Data:
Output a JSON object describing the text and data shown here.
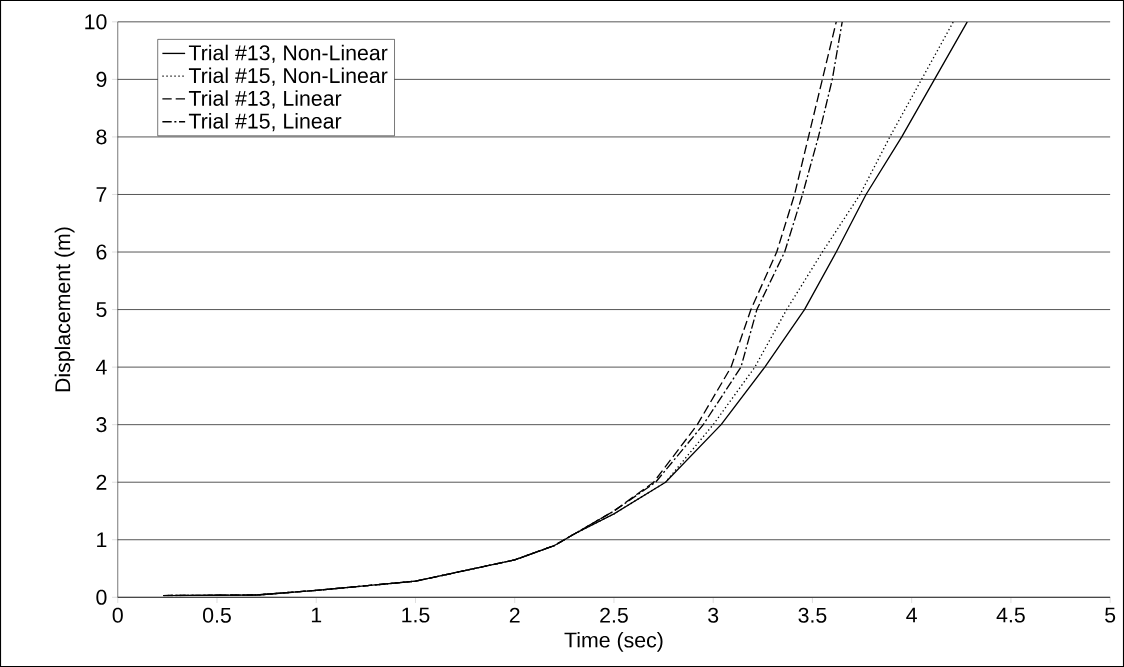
{
  "chart_data": {
    "type": "line",
    "xlabel": "Time (sec)",
    "ylabel": "Displacement (m)",
    "xlim": [
      0,
      5
    ],
    "ylim": [
      0,
      10
    ],
    "xticks": [
      0,
      0.5,
      1,
      1.5,
      2,
      2.5,
      3,
      3.5,
      4,
      4.5,
      5
    ],
    "yticks": [
      0,
      1,
      2,
      3,
      4,
      5,
      6,
      7,
      8,
      9,
      10
    ],
    "grid": "y",
    "legend": "top left",
    "marker": "none",
    "series": [
      {
        "name": "Trial #13, Non-Linear",
        "color": "#000000",
        "line_style": "solid",
        "x": [
          0.23,
          0.7,
          1,
          1.5,
          2,
          2.2,
          2.3,
          2.5,
          2.76,
          3.04,
          3.26,
          3.46,
          3.62,
          3.77,
          3.95,
          4.28
        ],
        "values": [
          0.03,
          0.04,
          0.12,
          0.28,
          0.65,
          0.9,
          1.1,
          1.45,
          2,
          3,
          4,
          5,
          6,
          7,
          8,
          10
        ]
      },
      {
        "name": "Trial #15, Non-Linear",
        "color": "#000000",
        "line_style": "dotted",
        "x": [
          0.23,
          0.7,
          1,
          1.5,
          2,
          2.2,
          2.3,
          2.5,
          2.76,
          3.0,
          3.21,
          3.37,
          3.55,
          3.74,
          3.89,
          4.05,
          4.21
        ],
        "values": [
          0.03,
          0.04,
          0.12,
          0.28,
          0.65,
          0.9,
          1.1,
          1.45,
          2,
          3,
          4,
          5,
          6,
          7,
          8,
          9,
          10
        ]
      },
      {
        "name": "Trial #13, Linear",
        "color": "#000000",
        "line_style": "dashed",
        "x": [
          0.23,
          0.7,
          1,
          1.5,
          2,
          2.2,
          2.3,
          2.5,
          2.7,
          2.92,
          3.09,
          3.19,
          3.32,
          3.41,
          3.48,
          3.55,
          3.62
        ],
        "values": [
          0.03,
          0.04,
          0.12,
          0.28,
          0.65,
          0.9,
          1.1,
          1.5,
          2,
          3,
          4,
          5,
          6,
          7,
          8,
          9,
          10
        ]
      },
      {
        "name": "Trial #15, Linear",
        "color": "#000000",
        "line_style": "dashdot",
        "x": [
          0.23,
          0.7,
          1,
          1.5,
          2,
          2.2,
          2.3,
          2.5,
          2.71,
          2.95,
          3.14,
          3.22,
          3.36,
          3.45,
          3.53,
          3.6,
          3.65
        ],
        "values": [
          0.03,
          0.04,
          0.12,
          0.28,
          0.65,
          0.9,
          1.1,
          1.5,
          2,
          3,
          4,
          5,
          6,
          7,
          8,
          9,
          10
        ]
      }
    ]
  }
}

Task to carry out: Work out the count of lines containing the word "Trial", then write only that count.

Response: 4